▶ Written exercise
Output each entry exactly; skip nothing.

▶ Data excerpts
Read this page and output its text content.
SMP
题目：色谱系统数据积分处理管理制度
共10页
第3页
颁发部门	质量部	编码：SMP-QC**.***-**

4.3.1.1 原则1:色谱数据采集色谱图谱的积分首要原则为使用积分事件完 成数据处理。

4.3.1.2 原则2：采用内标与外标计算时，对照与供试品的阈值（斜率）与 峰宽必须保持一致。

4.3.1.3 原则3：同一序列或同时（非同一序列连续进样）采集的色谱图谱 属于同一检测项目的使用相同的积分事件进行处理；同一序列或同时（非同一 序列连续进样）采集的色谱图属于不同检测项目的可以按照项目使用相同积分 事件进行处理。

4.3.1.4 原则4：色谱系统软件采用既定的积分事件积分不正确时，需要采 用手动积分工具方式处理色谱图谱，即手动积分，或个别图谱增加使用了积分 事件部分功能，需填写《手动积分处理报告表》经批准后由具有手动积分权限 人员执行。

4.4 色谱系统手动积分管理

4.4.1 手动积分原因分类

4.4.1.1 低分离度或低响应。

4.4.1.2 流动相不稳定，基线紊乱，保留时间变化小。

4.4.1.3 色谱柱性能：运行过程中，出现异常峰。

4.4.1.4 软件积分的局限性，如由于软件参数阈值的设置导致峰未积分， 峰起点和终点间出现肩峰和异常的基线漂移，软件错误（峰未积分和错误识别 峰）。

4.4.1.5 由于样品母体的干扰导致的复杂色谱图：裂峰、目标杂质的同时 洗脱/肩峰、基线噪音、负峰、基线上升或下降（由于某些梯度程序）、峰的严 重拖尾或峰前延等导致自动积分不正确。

▶ The output
Read this page and output its text content.
SMP
题目：色谱系统数据积分处理管理制度
共10页
第3页
颁发部门	质量部	编码：SMP-QC**.***-**

4.3.1.1 原则1:色谱数据采集色谱图谱的积分首要原则为使用积分事件完 成数据处理。

4.3.1.2 原则2：采用内标与外标计算时，对照与供试品的阈值（斜率）与 峰宽必须保持一致。

4.3.1.3 原则3：同一序列或同时（非同一序列连续进样）采集的色谱图谱 属于同一检测项目的使用相同的积分事件进行处理；同一序列或同时（非同一 序列连续进样）采集的色谱图属于不同检测项目的可以按照项目使用相同积分 事件进行处理。

4.3.1.4 原则4：色谱系统软件采用既定的积分事件积分不正确时，需要采 用手动积分工具方式处理色谱图谱，即手动积分，或个别图谱增加使用了积分 事件部分功能，需填写《手动积分处理报告表》经批准后由具有手动积分权限 人员执行。

4.4 色谱系统手动积分管理

4.4.1 手动积分原因分类

4.4.1.1 低分离度或低响应。

4.4.1.2 流动相不稳定，基线紊乱，保留时间变化小。

4.4.1.3 色谱柱性能：运行过程中，出现异常峰。

4.4.1.4 软件积分的局限性，如由于软件参数阈值的设置导致峰未积分， 峰起点和终点间出现肩峰和异常的基线漂移，软件错误（峰未积分和错误识别 峰）。

4.4.1.5 由于样品母体的干扰导致的复杂色谱图：裂峰、目标杂质的同时 洗脱/肩峰、基线噪音、负峰、基线上升或下降（由于某些梯度程序）、峰的严 重拖尾或峰前延等导致自动积分不正确。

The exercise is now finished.